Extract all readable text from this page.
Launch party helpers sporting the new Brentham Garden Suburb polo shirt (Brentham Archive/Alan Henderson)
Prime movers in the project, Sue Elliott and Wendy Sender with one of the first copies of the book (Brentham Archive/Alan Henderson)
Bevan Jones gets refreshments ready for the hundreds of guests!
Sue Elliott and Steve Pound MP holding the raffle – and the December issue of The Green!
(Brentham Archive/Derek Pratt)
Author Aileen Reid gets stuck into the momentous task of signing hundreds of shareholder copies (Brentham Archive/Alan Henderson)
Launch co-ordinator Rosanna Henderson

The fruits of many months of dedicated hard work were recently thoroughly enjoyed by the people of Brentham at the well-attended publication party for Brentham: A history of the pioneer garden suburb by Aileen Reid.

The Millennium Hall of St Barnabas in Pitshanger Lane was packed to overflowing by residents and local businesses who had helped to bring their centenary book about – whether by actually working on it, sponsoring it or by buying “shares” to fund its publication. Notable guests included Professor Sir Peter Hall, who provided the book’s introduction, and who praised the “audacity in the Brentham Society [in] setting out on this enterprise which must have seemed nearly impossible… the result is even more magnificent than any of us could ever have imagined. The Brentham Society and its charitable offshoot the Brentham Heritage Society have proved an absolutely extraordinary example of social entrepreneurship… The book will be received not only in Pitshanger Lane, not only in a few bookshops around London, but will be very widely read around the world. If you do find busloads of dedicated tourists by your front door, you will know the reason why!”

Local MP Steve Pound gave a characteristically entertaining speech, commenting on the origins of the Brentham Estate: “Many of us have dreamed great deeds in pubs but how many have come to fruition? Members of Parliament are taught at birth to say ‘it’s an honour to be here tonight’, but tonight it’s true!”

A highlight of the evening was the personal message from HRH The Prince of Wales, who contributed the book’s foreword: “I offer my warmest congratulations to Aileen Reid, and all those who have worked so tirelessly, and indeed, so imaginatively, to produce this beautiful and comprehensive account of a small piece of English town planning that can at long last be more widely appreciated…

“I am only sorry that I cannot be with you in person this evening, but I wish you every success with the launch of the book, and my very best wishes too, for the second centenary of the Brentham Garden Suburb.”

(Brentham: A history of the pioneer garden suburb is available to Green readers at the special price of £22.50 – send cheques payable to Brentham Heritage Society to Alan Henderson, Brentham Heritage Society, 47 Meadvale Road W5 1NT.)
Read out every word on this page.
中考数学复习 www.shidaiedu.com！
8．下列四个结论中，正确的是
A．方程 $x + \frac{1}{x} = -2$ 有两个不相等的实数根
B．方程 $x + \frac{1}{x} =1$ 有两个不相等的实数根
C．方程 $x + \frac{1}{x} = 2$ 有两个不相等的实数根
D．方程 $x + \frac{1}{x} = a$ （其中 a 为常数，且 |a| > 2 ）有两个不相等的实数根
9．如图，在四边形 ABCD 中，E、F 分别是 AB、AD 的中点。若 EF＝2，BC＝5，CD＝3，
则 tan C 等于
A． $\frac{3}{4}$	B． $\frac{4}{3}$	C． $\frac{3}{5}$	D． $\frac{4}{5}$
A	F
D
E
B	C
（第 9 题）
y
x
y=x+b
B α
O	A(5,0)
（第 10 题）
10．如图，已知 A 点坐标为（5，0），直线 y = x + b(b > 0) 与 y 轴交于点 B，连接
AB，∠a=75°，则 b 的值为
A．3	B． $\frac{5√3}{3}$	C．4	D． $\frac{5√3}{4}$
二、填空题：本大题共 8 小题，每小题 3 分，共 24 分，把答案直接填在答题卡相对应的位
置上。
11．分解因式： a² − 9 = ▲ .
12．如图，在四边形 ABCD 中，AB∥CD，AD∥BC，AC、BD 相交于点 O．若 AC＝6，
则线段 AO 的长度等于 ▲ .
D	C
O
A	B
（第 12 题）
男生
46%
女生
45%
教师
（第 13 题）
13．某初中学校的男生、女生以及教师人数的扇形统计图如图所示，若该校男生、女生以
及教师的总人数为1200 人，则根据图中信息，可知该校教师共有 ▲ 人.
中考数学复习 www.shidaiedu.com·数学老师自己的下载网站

══════════

Filter the records for lines holding the string "frac". Copy each one.

Full solution:
A．方程 $x + \frac{1}{x} = -2$ 有两个不相等的实数根
B．方程 $x + \frac{1}{x} =1$ 有两个不相等的实数根
C．方程 $x + \frac{1}{x} = 2$ 有两个不相等的实数根
D．方程 $x + \frac{1}{x} = a$ （其中 a 为常数，且 |a| > 2 ）有两个不相等的实数根
A． $\frac{3}{4}$	B． $\frac{4}{3}$	C． $\frac{3}{5}$	D． $\frac{4}{5}$
A．3	B． $\frac{5√3}{3}$	C．4	D． $\frac{5√3}{4}$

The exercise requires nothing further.